**Page excerpt**:
And again et encore…Resist!


Last November I wrote a blog called ‘Resist’. This was in reaction to the Paris attacks of November 13th 2015, events that left France, and the world, reeling after the single deadliest terrorist attack in French history with 130 dead and 352 wounded.  More than 1 700 people have now been officially recognised as victims of what happened on that dreadful day.

One year later, the events of 2016 have shown that resistance is more necessary than ever.

22 March:  in neighbouring Belgium, Islamic jihadists attacked the airport and the metro in Brussels. 32 killed, 300 injured.

13 June, Magnanville: a police chief and his wife were butchered by Larossi Abballa. The couple’s 3-year-old son was forced to watch his mother die as the event was recorded on Facebook Live, with the murderer claiming allegiance to ISIL and promising to kill infidels at their homes. ‘I’m not quite sure what I’m going to do with the boy yet,’ he said.

July 14th Nice: in the middle of the 14th July celebrations Mohamed Lahouaiej-Bouhlelan drove a truck into a crowd of revellers. 86 killed, 434 injured. Islamic state claimed responsibility.

26 July St Etienne du Rouvray: two Islamic state ‘soldiers’ entered a church in a small Normandy village, took hostages, forced the priest to his knees and cut his throat.

**Entries provided**:
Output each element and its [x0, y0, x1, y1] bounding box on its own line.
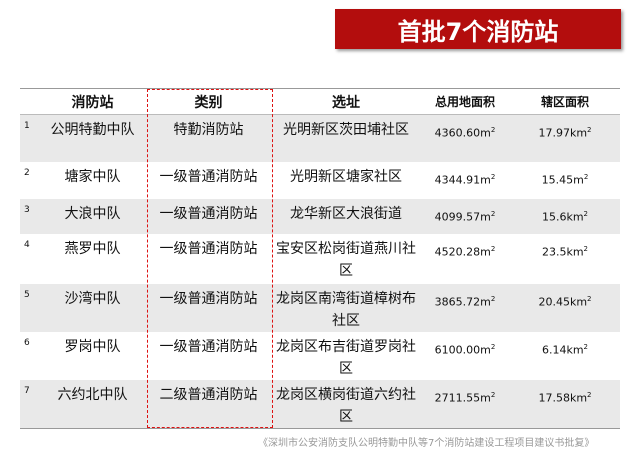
- district-area: 23.5km2: [510, 234, 620, 284]
- station-name: 燕罗中队: [64, 241, 121, 257]
- station-site: 龙岗区南湾街道樟树布社区: [276, 291, 416, 329]
- table-row: 3 大浪中队 一级普通消防站 龙华新区大浪街道 4099.57m2 15.6km2: [20, 199, 620, 234]
- station-name: 塘家中队: [64, 169, 121, 185]
- land-area-sup: 2: [490, 295, 496, 303]
- station-name: 罗岗中队: [64, 339, 121, 355]
- row-number: 3: [24, 205, 30, 215]
- district-area-sup: 2: [583, 173, 589, 181]
- land-area-value: 3865.72m: [434, 295, 491, 309]
- district-area-value: 15.6km: [541, 210, 584, 224]
- district-area-value: 17.58km: [538, 391, 588, 405]
- district-area-sup: 2: [587, 295, 592, 303]
- land-area-sup: 2: [490, 245, 496, 253]
- land-area-value: 2711.55m: [434, 391, 491, 405]
- row-number: 1: [24, 121, 30, 131]
- land-area: 4360.60m2: [420, 115, 510, 162]
- row-number: 5: [24, 290, 30, 300]
- land-area: 4344.91m2: [420, 162, 510, 199]
- land-area-sup: 2: [490, 343, 496, 351]
- land-area-value: 4344.91m: [434, 173, 491, 187]
- land-area: 3865.72m2: [420, 284, 510, 332]
- district-area: 20.45km2: [510, 284, 620, 332]
- land-area-value: 4520.28m: [434, 245, 491, 259]
- header-district: 辖区面积: [540, 95, 589, 109]
- land-area: 4099.57m2: [420, 199, 510, 234]
- district-area: 15.45m2: [510, 162, 620, 199]
- district-area-sup: 2: [583, 343, 589, 351]
- row-number: 7: [24, 386, 30, 396]
- station-type: 一级普通消防站: [159, 291, 258, 307]
- table-header: 消防站 类别 选址 总用地面积 辖区面积: [20, 89, 620, 115]
- station-name: 大浪中队: [64, 206, 121, 222]
- land-area: 6100.00m2: [420, 332, 510, 380]
- fire-station-table: 消防站 类别 选址 总用地面积 辖区面积 1 公明特勤中队 特勤消防站 光明新区茨田埔…: [20, 88, 620, 429]
- station-site: 龙华新区大浪街道: [290, 206, 402, 222]
- land-area-value: 6100.00m: [434, 343, 491, 357]
- land-area-sup: 2: [490, 126, 496, 134]
- source-caption: 《深圳市公安消防支队公明特勤中队等7个消防站建设工程项目建议书批复》: [258, 438, 595, 449]
- station-type: 一级普通消防站: [159, 339, 258, 355]
- station-type: 一级普通消防站: [159, 241, 258, 257]
- page-title: 首批7个消防站: [335, 9, 621, 49]
- land-area-value: 4099.57m: [434, 210, 491, 224]
- station-name: 公明特勤中队: [50, 122, 135, 138]
- district-area-sup: 2: [583, 245, 589, 253]
- land-area-sup: 2: [490, 391, 496, 399]
- station-site: 宝安区松岗街道燕川社区: [276, 241, 416, 279]
- station-name: 沙湾中队: [64, 291, 121, 307]
- district-area-value: 6.14km: [541, 343, 584, 357]
- station-site: 龙岗区横岗街道六约社区: [276, 387, 416, 425]
- table-row: 4 燕罗中队 一级普通消防站 宝安区松岗街道燕川社区 4520.28m2 23.5km2: [20, 234, 620, 284]
- station-site: 光明新区塘家社区: [290, 169, 402, 185]
- district-area-value: 17.97km: [538, 126, 588, 140]
- land-area-sup: 2: [490, 210, 496, 218]
- table-row: 2 塘家中队 一级普通消防站 光明新区塘家社区 4344.91m2 15.45m2: [20, 162, 620, 199]
- station-site: 光明新区茨田埔社区: [283, 122, 409, 138]
- table-row: 5 沙湾中队 一级普通消防站 龙岗区南湾街道樟树布社区 3865.72m2 20.45km…: [20, 284, 620, 332]
- station-type: 特勤消防站: [173, 122, 244, 138]
- table-row: 1 公明特勤中队 特勤消防站 光明新区茨田埔社区 4360.60m2 17.97km2: [20, 115, 620, 162]
- district-area: 17.58km2: [510, 380, 620, 428]
- district-area-value: 23.5km: [541, 245, 584, 259]
- header-type: 类别: [194, 94, 223, 111]
- land-area-sup: 2: [490, 173, 496, 181]
- district-area: 15.6km2: [510, 199, 620, 234]
- district-area-value: 15.45m: [541, 173, 584, 187]
- header-area: 总用地面积: [434, 95, 495, 109]
- district-area: 17.97km2: [510, 115, 620, 162]
- row-number: 2: [24, 168, 30, 178]
- header-station: 消防站: [71, 94, 114, 111]
- land-area: 4520.28m2: [420, 234, 510, 284]
- land-area: 2711.55m2: [420, 380, 510, 428]
- header-site: 选址: [332, 94, 360, 111]
- station-type: 二级普通消防站: [159, 387, 258, 403]
- land-area-value: 4360.60m: [434, 126, 491, 140]
- table-row: 6 罗岗中队 一级普通消防站 龙岗区布吉街道罗岗社区 6100.00m2 6.14km2: [20, 332, 620, 380]
- station-type: 一级普通消防站: [159, 206, 258, 222]
- row-number: 6: [24, 338, 30, 348]
- station-type: 一级普通消防站: [159, 169, 258, 185]
- district-area-sup: 2: [587, 391, 592, 399]
- table-row: 7 六约北中队 二级普通消防站 龙岗区横岗街道六约社区 2711.55m2 17.58km…: [20, 380, 620, 428]
- district-area-sup: 2: [587, 126, 592, 134]
- district-area-value: 20.45km: [538, 295, 588, 309]
- station-site: 龙岗区布吉街道罗岗社区: [276, 339, 416, 377]
- district-area-sup: 2: [583, 210, 589, 218]
- district-area: 6.14km2: [510, 332, 620, 380]
- row-number: 4: [24, 240, 30, 250]
- station-name: 六约北中队: [57, 387, 128, 403]
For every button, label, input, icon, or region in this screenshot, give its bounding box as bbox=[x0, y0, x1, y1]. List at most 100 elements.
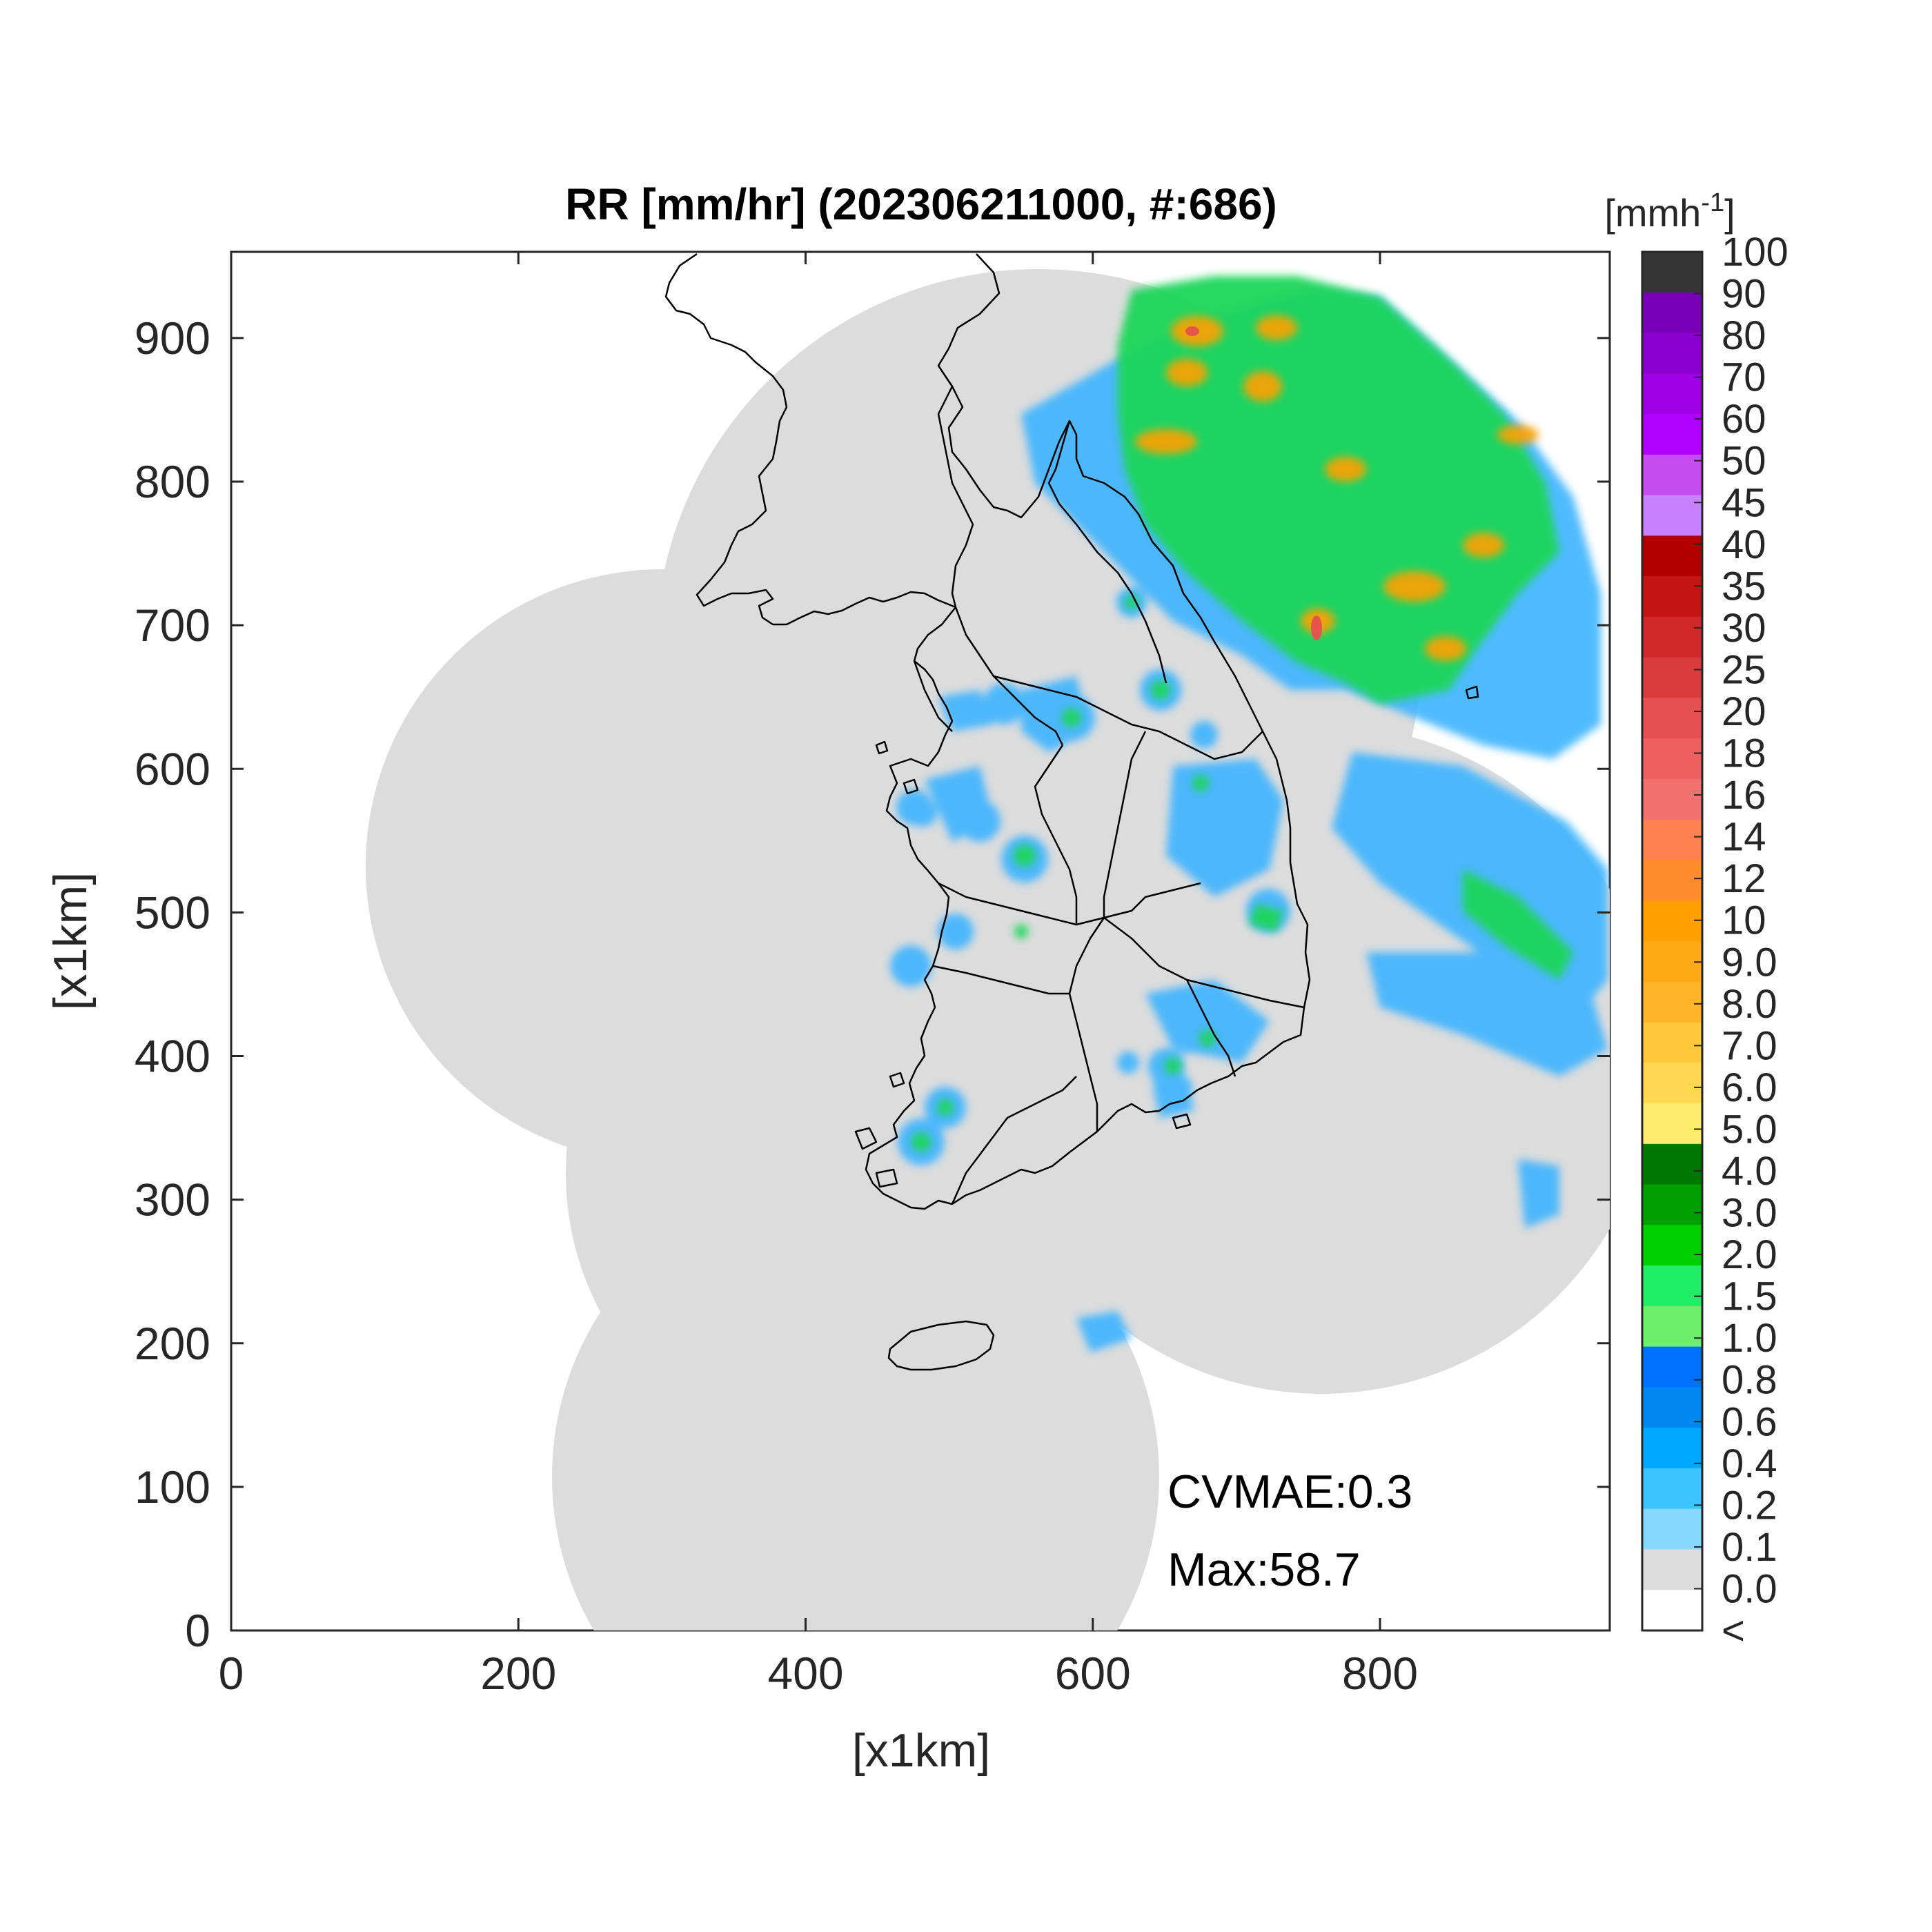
colorbar-cell bbox=[1642, 616, 1702, 658]
max-annotation: Max:58.7 bbox=[1167, 1544, 1361, 1596]
colorbar-label: 16 bbox=[1722, 773, 1766, 818]
colorbar-label: 14 bbox=[1722, 815, 1766, 860]
x-tick-label: 400 bbox=[767, 1648, 843, 1699]
colorbar-cell bbox=[1642, 1265, 1702, 1307]
colorbar-cell bbox=[1642, 333, 1702, 374]
colorbar-frame bbox=[1641, 250, 1704, 1632]
colorbar-cell bbox=[1642, 1184, 1702, 1225]
y-tick-label: 500 bbox=[135, 887, 210, 938]
colorbar-label: 0.4 bbox=[1722, 1441, 1777, 1486]
colorbar-label: 0.8 bbox=[1722, 1358, 1777, 1403]
map-boundaries bbox=[664, 253, 1479, 1371]
axes: 0 200 400 600 800 0 100 200 300 400 500 600 700 800 90… bbox=[135, 252, 1610, 1699]
colorbar-cells bbox=[1642, 252, 1702, 1631]
colorbar-cell bbox=[1642, 1387, 1702, 1428]
colorbar-label: 9.0 bbox=[1722, 940, 1777, 985]
colorbar-label: 20 bbox=[1722, 689, 1766, 734]
radar-coverage bbox=[366, 269, 1610, 1630]
colorbar-label: 90 bbox=[1722, 272, 1766, 317]
colorbar-cell bbox=[1642, 292, 1702, 334]
colorbar-cell bbox=[1642, 1428, 1702, 1469]
y-tick-label: 800 bbox=[135, 456, 210, 507]
colorbar-cell bbox=[1642, 819, 1702, 860]
colorbar-cell bbox=[1642, 1549, 1702, 1590]
x-tick-label: 0 bbox=[219, 1648, 244, 1699]
colorbar-cell bbox=[1642, 1103, 1702, 1145]
colorbar-label: 18 bbox=[1722, 731, 1766, 776]
colorbar-label: 12 bbox=[1722, 856, 1766, 901]
precip-intense bbox=[1185, 326, 1322, 640]
y-tick-label: 0 bbox=[185, 1605, 210, 1656]
colorbar: [mmh-1] 10090807060504540353025201816141… bbox=[1604, 188, 1788, 1653]
colorbar-label: 45 bbox=[1722, 480, 1766, 525]
colorbar-label: 0.6 bbox=[1722, 1399, 1777, 1444]
colorbar-cell bbox=[1642, 1590, 1702, 1631]
x-tick-label: 800 bbox=[1342, 1648, 1418, 1699]
colorbar-cell bbox=[1642, 252, 1702, 293]
colorbar-cell bbox=[1642, 1143, 1702, 1185]
colorbar-cell bbox=[1642, 941, 1702, 983]
colorbar-cell bbox=[1642, 900, 1702, 942]
colorbar-label: 30 bbox=[1722, 606, 1766, 651]
chart-title: RR [mm/hr] (202306211000, #:686) bbox=[565, 179, 1277, 229]
colorbar-cell bbox=[1642, 981, 1702, 1023]
colorbar-label: 100 bbox=[1722, 230, 1788, 275]
colorbar-label: 8.0 bbox=[1722, 982, 1777, 1027]
colorbar-cell bbox=[1642, 698, 1702, 739]
colorbar-label: 0.1 bbox=[1722, 1525, 1777, 1570]
colorbar-cell bbox=[1642, 738, 1702, 780]
colorbar-cell bbox=[1642, 1305, 1702, 1348]
colorbar-label: 40 bbox=[1722, 522, 1766, 567]
precip-heavy bbox=[1135, 315, 1539, 661]
y-tick-label: 600 bbox=[135, 743, 210, 794]
y-tick-label: 700 bbox=[135, 600, 210, 651]
colorbar-cell bbox=[1642, 1022, 1702, 1063]
y-tick-label: 400 bbox=[135, 1031, 210, 1082]
x-tick-label: 200 bbox=[480, 1648, 556, 1699]
colorbar-label: 0.2 bbox=[1722, 1483, 1777, 1528]
colorbar-label: 4.0 bbox=[1722, 1149, 1777, 1194]
colorbar-label: < bbox=[1722, 1608, 1745, 1653]
y-tick-label: 300 bbox=[135, 1174, 210, 1225]
colorbar-cell bbox=[1642, 1063, 1702, 1104]
colorbar-cell bbox=[1642, 373, 1702, 415]
colorbar-cell bbox=[1642, 535, 1702, 577]
colorbar-label: 1.0 bbox=[1722, 1316, 1777, 1361]
colorbar-label: 25 bbox=[1722, 647, 1766, 692]
colorbar-cell bbox=[1642, 778, 1702, 820]
colorbar-label: 1.5 bbox=[1722, 1274, 1777, 1319]
colorbar-label: 0.0 bbox=[1722, 1566, 1777, 1611]
x-tick-label: 600 bbox=[1055, 1648, 1131, 1699]
colorbar-cell bbox=[1642, 657, 1702, 698]
y-tick-label: 900 bbox=[135, 313, 210, 364]
colorbar-label: 3.0 bbox=[1722, 1191, 1777, 1236]
colorbar-label: 2.0 bbox=[1722, 1232, 1777, 1277]
colorbar-cell bbox=[1642, 1225, 1702, 1266]
colorbar-cell bbox=[1642, 414, 1702, 455]
colorbar-cell bbox=[1642, 860, 1702, 901]
colorbar-label: 6.0 bbox=[1722, 1065, 1777, 1110]
colorbar-label: 70 bbox=[1722, 355, 1766, 400]
colorbar-label: 50 bbox=[1722, 439, 1766, 484]
colorbar-label: 80 bbox=[1722, 313, 1766, 358]
colorbar-cell bbox=[1642, 1346, 1702, 1388]
precip-moderate bbox=[911, 276, 1573, 1152]
colorbar-cell bbox=[1642, 1468, 1702, 1510]
colorbar-cell bbox=[1642, 576, 1702, 618]
colorbar-cell bbox=[1642, 495, 1702, 536]
cvmae-annotation: CVMAE:0.3 bbox=[1167, 1466, 1412, 1518]
x-axis-label: [x1km] bbox=[852, 1724, 990, 1777]
colorbar-label: 7.0 bbox=[1722, 1023, 1777, 1068]
colorbar-label: 35 bbox=[1722, 564, 1766, 609]
radar-map bbox=[366, 253, 1610, 1630]
colorbar-unit: [mmh-1] bbox=[1604, 188, 1735, 235]
colorbar-label: 60 bbox=[1722, 397, 1766, 442]
colorbar-labels: 100908070605045403530252018161412109.08.… bbox=[1694, 230, 1788, 1653]
colorbar-label: 10 bbox=[1722, 898, 1766, 943]
colorbar-cell bbox=[1642, 454, 1702, 496]
colorbar-cell bbox=[1642, 1508, 1702, 1550]
y-tick-label: 100 bbox=[135, 1461, 210, 1512]
y-tick-label: 200 bbox=[135, 1318, 210, 1369]
y-axis-label: [x1km] bbox=[44, 872, 97, 1010]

**Job 1**:
In the blog excerpt on terrorist attacks, how many people were killed in Nice on July 14th?
**Job 2**:
Decide whether each statement agrees with the blog excerpt on terrorist attacks. Give yes or no for each, along with the deciding words quoted from that excerpt.
(a) The attackers in Brussels targeted the airport and the metro.
(b) The Paris attacks of November 13th 2015 left 86 dead.
(c) The attack in St Etienne du Rouvray took place in a church.

**Worked answer 1**:
86 people were killed.

**Worked answer 2**:
(a) Yes: "attacked the airport and the metro in Brussels"
(b) No: "130 dead and 352 wounded"
(c) Yes: "entered a church in a small Normandy village"